_PASSAGE TO READ_.
[START]
---
base_model: Wan-AI/Wan2.2-TI2V-5B
license: apache-2.0
pipeline_tag: image-to-video
---

# PhyRAG Wan2.2 TI2V-5B

> Authors: Kexu Cheng, Zicheng Liu, Mingju Gao, Chunhe Song, Hao Tang  
> Project page: https://sediment1024.github.io/PhysRAG/ 
> Paper: [PhysRAG: Enhancing Physics-Awareness in Video Generation via Retrieval-Augmented Generation](https://huggingface.co/papers/2606.26916)  
> Code: https://github.com/sediment1024/PhysRAG  
> Dataset: https://huggingface.co/datasets/sediment1024/PhysRAG  

This repository contains the physical-injection checkpoint used by PhyRAG,
built on top of Wan2.2 TI2V-5B. The base Wan2.2 checkpoint is not included.
[END]
_JOB A_.
Can you copy the PhyRAG model card word for word, everything from "# PhyRAG Wan2.2" down to "is not included."?
_JOB B_.
Can you pick up the PhyRAG model card after its last sentence and carry it on?

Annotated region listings
[START]
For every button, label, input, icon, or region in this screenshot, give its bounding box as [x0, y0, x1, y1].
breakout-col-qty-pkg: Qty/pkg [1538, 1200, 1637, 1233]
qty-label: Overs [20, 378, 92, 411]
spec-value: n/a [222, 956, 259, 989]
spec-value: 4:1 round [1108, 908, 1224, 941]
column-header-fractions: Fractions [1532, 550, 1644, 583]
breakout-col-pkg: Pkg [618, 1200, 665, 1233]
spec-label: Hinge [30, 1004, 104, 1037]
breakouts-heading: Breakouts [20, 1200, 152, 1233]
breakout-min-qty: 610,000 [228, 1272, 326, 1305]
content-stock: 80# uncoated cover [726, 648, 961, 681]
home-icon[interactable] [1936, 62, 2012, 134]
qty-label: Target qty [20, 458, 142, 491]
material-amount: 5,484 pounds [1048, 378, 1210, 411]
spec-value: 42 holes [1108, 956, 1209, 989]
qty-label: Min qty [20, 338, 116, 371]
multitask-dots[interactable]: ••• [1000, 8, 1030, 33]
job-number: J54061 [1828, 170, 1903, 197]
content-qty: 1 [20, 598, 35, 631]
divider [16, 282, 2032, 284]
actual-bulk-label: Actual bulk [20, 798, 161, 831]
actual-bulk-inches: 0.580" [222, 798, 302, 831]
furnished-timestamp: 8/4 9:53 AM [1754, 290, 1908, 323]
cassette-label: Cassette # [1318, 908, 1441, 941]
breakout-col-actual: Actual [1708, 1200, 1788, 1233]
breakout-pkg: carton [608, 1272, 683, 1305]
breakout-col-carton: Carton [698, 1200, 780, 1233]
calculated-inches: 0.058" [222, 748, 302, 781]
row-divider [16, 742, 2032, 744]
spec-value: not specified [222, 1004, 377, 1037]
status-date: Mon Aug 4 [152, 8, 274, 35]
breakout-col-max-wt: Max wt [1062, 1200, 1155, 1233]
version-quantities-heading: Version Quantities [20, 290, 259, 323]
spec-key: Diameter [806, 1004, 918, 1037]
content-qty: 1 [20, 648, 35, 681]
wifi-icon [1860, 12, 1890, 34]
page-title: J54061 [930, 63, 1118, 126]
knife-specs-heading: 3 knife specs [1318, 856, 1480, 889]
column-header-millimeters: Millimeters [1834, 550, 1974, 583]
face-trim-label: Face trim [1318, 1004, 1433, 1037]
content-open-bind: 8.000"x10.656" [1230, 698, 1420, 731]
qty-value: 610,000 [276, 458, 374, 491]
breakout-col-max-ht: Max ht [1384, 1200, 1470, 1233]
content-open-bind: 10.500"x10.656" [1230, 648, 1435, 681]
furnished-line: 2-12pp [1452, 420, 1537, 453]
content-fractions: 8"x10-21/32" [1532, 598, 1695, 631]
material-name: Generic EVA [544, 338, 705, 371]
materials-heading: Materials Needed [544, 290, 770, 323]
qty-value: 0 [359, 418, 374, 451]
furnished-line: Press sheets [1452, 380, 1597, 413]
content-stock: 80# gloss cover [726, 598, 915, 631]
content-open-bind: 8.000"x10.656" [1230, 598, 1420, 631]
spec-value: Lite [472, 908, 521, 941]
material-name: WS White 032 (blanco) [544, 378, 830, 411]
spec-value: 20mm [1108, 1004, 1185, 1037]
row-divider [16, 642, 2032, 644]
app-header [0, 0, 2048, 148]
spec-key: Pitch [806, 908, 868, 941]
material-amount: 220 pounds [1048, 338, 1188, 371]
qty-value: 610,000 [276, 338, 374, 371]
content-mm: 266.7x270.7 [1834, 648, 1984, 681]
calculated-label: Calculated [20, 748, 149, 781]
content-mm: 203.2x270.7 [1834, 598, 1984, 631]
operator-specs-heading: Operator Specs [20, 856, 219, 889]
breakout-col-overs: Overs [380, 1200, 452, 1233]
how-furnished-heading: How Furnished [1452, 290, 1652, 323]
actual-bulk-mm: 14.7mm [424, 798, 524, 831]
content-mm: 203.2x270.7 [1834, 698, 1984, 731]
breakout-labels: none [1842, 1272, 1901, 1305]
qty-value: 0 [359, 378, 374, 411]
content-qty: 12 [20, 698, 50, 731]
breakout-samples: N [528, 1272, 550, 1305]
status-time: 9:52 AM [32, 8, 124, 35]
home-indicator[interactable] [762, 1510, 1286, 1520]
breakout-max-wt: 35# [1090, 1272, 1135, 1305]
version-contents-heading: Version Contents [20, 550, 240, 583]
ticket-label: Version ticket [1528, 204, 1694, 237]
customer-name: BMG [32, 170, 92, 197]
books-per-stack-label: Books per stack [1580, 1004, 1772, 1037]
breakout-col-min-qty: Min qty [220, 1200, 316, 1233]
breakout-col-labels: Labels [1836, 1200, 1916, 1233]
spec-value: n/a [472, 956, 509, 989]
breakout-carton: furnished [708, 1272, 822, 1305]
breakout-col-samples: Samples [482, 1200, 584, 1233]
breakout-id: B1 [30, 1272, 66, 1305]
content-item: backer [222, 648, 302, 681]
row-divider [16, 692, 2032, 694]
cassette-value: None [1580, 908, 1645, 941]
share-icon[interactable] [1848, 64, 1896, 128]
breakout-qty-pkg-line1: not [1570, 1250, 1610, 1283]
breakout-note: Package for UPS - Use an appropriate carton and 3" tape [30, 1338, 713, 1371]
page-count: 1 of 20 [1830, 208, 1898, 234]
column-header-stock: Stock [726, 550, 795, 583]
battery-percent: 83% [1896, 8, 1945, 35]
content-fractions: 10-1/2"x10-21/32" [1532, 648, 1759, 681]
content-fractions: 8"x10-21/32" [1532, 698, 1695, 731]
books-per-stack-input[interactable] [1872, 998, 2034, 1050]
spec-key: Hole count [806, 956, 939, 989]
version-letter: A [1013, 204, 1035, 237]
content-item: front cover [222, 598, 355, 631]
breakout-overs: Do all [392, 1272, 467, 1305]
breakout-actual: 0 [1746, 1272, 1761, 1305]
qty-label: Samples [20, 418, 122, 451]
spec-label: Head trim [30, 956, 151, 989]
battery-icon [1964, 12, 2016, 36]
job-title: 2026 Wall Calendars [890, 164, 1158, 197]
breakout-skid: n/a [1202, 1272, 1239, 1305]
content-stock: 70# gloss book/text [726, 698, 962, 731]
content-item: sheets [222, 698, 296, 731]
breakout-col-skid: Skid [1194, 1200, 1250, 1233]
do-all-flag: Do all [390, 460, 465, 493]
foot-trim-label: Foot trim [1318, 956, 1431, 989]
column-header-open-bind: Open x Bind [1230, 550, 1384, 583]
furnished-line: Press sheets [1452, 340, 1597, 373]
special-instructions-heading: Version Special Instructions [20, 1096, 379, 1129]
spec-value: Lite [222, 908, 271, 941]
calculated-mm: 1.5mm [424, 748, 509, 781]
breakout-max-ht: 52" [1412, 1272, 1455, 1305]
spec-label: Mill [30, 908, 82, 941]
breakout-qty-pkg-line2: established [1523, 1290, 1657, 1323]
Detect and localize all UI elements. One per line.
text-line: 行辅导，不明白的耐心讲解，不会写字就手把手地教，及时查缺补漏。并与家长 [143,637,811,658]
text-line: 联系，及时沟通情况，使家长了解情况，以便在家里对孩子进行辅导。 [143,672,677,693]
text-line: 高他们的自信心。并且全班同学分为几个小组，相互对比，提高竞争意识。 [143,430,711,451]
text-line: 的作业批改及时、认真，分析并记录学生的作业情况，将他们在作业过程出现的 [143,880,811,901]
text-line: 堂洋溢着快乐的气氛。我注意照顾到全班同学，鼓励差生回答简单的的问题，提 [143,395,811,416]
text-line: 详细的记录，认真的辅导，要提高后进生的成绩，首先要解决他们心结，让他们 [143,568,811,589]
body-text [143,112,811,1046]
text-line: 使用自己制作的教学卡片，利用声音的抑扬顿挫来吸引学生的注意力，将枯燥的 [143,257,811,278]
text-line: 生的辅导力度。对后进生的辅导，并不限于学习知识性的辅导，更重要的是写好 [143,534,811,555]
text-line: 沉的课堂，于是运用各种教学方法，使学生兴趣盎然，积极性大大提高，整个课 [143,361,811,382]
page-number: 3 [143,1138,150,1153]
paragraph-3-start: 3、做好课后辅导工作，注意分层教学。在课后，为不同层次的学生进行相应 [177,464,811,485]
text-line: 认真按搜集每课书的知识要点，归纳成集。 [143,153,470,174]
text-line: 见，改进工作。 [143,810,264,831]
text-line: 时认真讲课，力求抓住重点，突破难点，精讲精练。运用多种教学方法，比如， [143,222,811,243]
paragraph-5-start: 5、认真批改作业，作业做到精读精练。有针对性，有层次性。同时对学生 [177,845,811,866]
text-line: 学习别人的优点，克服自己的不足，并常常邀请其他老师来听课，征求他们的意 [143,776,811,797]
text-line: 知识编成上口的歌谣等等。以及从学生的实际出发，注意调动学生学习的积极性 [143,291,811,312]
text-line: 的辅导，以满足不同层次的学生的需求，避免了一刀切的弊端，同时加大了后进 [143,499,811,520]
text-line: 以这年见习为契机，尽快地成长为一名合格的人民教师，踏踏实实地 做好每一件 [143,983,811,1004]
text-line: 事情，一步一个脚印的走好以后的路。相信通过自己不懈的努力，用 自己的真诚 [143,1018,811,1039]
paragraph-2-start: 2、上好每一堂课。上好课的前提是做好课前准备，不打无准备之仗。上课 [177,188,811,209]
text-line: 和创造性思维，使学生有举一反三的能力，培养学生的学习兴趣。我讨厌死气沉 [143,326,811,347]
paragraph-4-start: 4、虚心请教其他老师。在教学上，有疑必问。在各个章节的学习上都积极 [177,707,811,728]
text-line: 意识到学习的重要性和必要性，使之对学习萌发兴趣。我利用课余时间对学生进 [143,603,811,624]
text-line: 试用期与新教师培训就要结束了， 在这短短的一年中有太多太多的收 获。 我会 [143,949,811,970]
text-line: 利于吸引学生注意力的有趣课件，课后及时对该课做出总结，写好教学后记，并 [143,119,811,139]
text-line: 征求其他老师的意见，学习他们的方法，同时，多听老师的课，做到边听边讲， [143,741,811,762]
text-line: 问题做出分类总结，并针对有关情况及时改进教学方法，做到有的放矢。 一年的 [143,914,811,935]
[END]
_EXERCISE ANSWER A_.
# PhyRAG Wan2.2 TI2V-5B

> Authors: Kexu Cheng, Zicheng Liu, Mingju Gao, Chunhe Song, Hao Tang  
> Project page: https://sediment1024.github.io/PhysRAG/ 
> Paper: [PhysRAG: Enhancing Physics-Awareness in Video Generation via Retrieval-Augmented Generation](https://huggingface.co/papers/2606.26916)  
> Code: https://github.com/sediment1024/PhysRAG  
> Dataset: https://huggingface.co/datasets/sediment1024/PhysRAG  

This repository contains the physical-injection checkpoint used by PhyRAG,
built on top of Wan2.2 TI2V-5B. The base Wan2.2 checkpoint is not included.

_EXERCISE ANSWER B_.
## Configuration

- 49 frames at 704 x 480 (width x height)
- Physical injection at DiT blocks 0, 1, and 2
- 128 learnable queries
- Adapter dimension 16
- VideoCLIP-XL retrieval over a 170-video physical reference library
- VideoMAE-V2 features cached offline

## Checkpoint loading

`merged_model.pt` is the rank-0 sparse state dict produced by the original
DeepSpeed ZeRO-3 training run. Empty partition tensors are intentionally skipped
by the PhyRAG checkpoint loader. Use the loader included in the companion code
repository; loading this file directly with strict `load_state_dict` is not
supported.

The SHA-256 checksum is
`ae60ae88911560b48b1172e3302586b07a6da1f70fcea32229cacddcb702321d`.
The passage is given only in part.